DESCRIPTION OF THE TASK: Each record below is to be reproduced without any change.

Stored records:
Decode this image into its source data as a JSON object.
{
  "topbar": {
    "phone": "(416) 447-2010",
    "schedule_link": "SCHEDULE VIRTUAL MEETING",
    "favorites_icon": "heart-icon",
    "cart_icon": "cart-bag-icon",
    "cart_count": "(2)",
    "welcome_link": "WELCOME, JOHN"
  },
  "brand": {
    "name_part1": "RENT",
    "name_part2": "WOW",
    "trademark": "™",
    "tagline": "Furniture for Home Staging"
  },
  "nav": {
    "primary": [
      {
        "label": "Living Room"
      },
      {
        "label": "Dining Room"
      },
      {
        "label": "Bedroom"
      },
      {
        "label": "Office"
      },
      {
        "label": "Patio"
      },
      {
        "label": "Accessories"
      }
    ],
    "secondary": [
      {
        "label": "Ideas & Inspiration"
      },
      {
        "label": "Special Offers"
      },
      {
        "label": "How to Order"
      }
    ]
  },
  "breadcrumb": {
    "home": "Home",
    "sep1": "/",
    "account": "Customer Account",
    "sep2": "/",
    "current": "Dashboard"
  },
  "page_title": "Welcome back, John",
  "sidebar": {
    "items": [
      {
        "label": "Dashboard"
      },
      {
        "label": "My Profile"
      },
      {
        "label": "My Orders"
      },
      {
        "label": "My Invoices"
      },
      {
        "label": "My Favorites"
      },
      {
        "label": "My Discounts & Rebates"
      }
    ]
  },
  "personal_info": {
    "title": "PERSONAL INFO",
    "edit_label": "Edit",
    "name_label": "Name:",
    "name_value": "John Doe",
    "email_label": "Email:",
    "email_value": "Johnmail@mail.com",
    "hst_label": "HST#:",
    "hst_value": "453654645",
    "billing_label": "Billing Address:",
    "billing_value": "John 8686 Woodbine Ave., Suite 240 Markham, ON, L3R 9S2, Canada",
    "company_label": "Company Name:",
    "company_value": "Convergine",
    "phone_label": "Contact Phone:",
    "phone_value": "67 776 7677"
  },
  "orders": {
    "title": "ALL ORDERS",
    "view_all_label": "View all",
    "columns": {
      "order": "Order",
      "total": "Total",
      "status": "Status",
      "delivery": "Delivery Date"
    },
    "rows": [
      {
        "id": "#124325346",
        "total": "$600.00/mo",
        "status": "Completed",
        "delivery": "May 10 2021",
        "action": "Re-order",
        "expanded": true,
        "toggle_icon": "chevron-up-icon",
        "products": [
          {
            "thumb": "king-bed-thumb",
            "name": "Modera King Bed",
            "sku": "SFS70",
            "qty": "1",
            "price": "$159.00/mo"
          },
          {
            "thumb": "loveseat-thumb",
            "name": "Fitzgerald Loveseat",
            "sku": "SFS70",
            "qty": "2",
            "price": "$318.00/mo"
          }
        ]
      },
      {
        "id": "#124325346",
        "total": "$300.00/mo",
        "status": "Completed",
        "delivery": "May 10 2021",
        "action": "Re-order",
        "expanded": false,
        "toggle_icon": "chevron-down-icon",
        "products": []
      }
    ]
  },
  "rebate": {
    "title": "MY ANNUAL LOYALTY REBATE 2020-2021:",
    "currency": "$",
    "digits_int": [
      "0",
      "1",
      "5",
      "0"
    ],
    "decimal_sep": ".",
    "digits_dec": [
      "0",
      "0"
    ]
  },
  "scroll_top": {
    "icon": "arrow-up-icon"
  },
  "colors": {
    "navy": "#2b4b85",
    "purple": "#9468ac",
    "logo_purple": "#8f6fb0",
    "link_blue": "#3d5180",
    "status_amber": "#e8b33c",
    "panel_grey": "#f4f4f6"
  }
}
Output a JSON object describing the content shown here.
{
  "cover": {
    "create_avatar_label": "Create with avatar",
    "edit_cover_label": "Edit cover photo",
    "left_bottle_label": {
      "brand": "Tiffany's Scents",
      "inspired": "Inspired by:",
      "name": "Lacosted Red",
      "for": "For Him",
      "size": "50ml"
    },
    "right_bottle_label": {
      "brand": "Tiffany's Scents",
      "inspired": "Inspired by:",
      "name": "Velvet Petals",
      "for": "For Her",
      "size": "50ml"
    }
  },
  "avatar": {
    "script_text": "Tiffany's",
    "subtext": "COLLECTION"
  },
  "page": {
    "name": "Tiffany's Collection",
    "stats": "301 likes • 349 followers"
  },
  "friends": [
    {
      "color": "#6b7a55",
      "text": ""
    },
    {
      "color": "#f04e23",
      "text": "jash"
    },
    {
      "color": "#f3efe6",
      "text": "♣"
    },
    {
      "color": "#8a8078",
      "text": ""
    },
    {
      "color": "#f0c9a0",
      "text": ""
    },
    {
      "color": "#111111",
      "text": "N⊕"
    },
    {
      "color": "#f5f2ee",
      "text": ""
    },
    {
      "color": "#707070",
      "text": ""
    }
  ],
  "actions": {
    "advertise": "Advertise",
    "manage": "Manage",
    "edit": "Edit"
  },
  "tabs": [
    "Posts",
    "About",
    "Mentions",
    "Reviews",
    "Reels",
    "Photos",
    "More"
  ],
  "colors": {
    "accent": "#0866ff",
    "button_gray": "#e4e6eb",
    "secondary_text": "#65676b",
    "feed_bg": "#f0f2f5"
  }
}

RESPONSE:
Decode this image into its source data as a JSON object.
{
  "topbar": {
    "phone": "(416) 447-2010",
    "schedule_link": "SCHEDULE VIRTUAL MEETING",
    "favorites_icon": "heart-icon",
    "cart_icon": "cart-bag-icon",
    "cart_count": "(2)",
    "welcome_link": "WELCOME, JOHN"
  },
  "brand": {
    "name_part1": "RENT",
    "name_part2": "WOW",
    "trademark": "™",
    "tagline": "Furniture for Home Staging"
  },
  "nav": {
    "primary": [
      {
        "label": "Living Room"
      },
      {
        "label": "Dining Room"
      },
      {
        "label": "Bedroom"
      },
      {
        "label": "Office"
      },
      {
        "label": "Patio"
      },
      {
        "label": "Accessories"
      }
    ],
    "secondary": [
      {
        "label": "Ideas & Inspiration"
      },
      {
        "label": "Special Offers"
      },
      {
        "label": "How to Order"
      }
    ]
  },
  "breadcrumb": {
    "home": "Home",
    "sep1": "/",
    "account": "Customer Account",
    "sep2": "/",
    "current": "Dashboard"
  },
  "page_title": "Welcome back, John",
  "sidebar": {
    "items": [
      {
        "label": "Dashboard"
      },
      {
        "label": "My Profile"
      },
      {
        "label": "My Orders"
      },
      {
        "label": "My Invoices"
      },
      {
        "label": "My Favorites"
      },
      {
        "label": "My Discounts & Rebates"
      }
    ]
  },
  "personal_info": {
    "title": "PERSONAL INFO",
    "edit_label": "Edit",
    "name_label": "Name:",
    "name_value": "John Doe",
    "email_label": "Email:",
    "email_value": "Johnmail@mail.com",
    "hst_label": "HST#:",
    "hst_value": "453654645",
    "billing_label": "Billing Address:",
    "billing_value": "John 8686 Woodbine Ave., Suite 240 Markham, ON, L3R 9S2, Canada",
    "company_label": "Company Name:",
    "company_value": "Convergine",
    "phone_label": "Contact Phone:",
    "phone_value": "67 776 7677"
  },
  "orders": {
    "title": "ALL ORDERS",
    "view_all_label": "View all",
    "columns": {
      "order": "Order",
      "total": "Total",
      "status": "Status",
      "delivery": "Delivery Date"
    },
    "rows": [
      {
        "id": "#124325346",
        "total": "$600.00/mo",
        "status": "Completed",
        "delivery": "May 10 2021",
        "action": "Re-order",
        "expanded": true,
        "toggle_icon": "chevron-up-icon",
        "products": [
          {
            "thumb": "king-bed-thumb",
            "name": "Modera King Bed",
            "sku": "SFS70",
            "qty": "1",
            "price": "$159.00/mo"
          },
          {
            "thumb": "loveseat-thumb",
            "name": "Fitzgerald Loveseat",
            "sku": "SFS70",
            "qty": "2",
            "price": "$318.00/mo"
          }
        ]
      },
      {
        "id": "#124325346",
        "total": "$300.00/mo",
        "status": "Completed",
        "delivery": "May 10 2021",
        "action": "Re-order",
        "expanded": false,
        "toggle_icon": "chevron-down-icon",
        "products": []
      }
    ]
  },
  "rebate": {
    "title": "MY ANNUAL LOYALTY REBATE 2020-2021:",
    "currency": "$",
    "digits_int": [
      "0",
      "1",
      "5",
      "0"
    ],
    "decimal_sep": ".",
    "digits_dec": [
      "0",
      "0"
    ]
  },
  "scroll_top": {
    "icon": "arrow-up-icon"
  },
  "colors": {
    "navy": "#2b4b85",
    "purple": "#9468ac",
    "logo_purple": "#8f6fb0",
    "link_blue": "#3d5180",
    "status_amber": "#e8b33c",
    "panel_grey": "#f4f4f6"
  }
}
Output a JSON object describing the content shown here.
{
  "cover": {
    "create_avatar_label": "Create with avatar",
    "edit_cover_label": "Edit cover photo",
    "left_bottle_label": {
      "brand": "Tiffany's Scents",
      "inspired": "Inspired by:",
      "name": "Lacosted Red",
      "for": "For Him",
      "size": "50ml"
    },
    "right_bottle_label": {
      "brand": "Tiffany's Scents",
      "inspired": "Inspired by:",
      "name": "Velvet Petals",
      "for": "For Her",
      "size": "50ml"
    }
  },
  "avatar": {
    "script_text": "Tiffany's",
    "subtext": "COLLECTION"
  },
  "page": {
    "name": "Tiffany's Collection",
    "stats": "301 likes • 349 followers"
  },
  "friends": [
    {
      "color": "#6b7a55",
      "text": ""
    },
    {
      "color": "#f04e23",
      "text": "jash"
    },
    {
      "color": "#f3efe6",
      "text": "♣"
    },
    {
      "color": "#8a8078",
      "text": ""
    },
    {
      "color": "#f0c9a0",
      "text": ""
    },
    {
      "color": "#111111",
      "text": "N⊕"
    },
    {
      "color": "#f5f2ee",
      "text": ""
    },
    {
      "color": "#707070",
      "text": ""
    }
  ],
  "actions": {
    "advertise": "Advertise",
    "manage": "Manage",
    "edit": "Edit"
  },
  "tabs": [
    "Posts",
    "About",
    "Mentions",
    "Reviews",
    "Reels",
    "Photos",
    "More"
  ],
  "colors": {
    "accent": "#0866ff",
    "button_gray": "#e4e6eb",
    "secondary_text": "#65676b",
    "feed_bg": "#f0f2f5"
  }
}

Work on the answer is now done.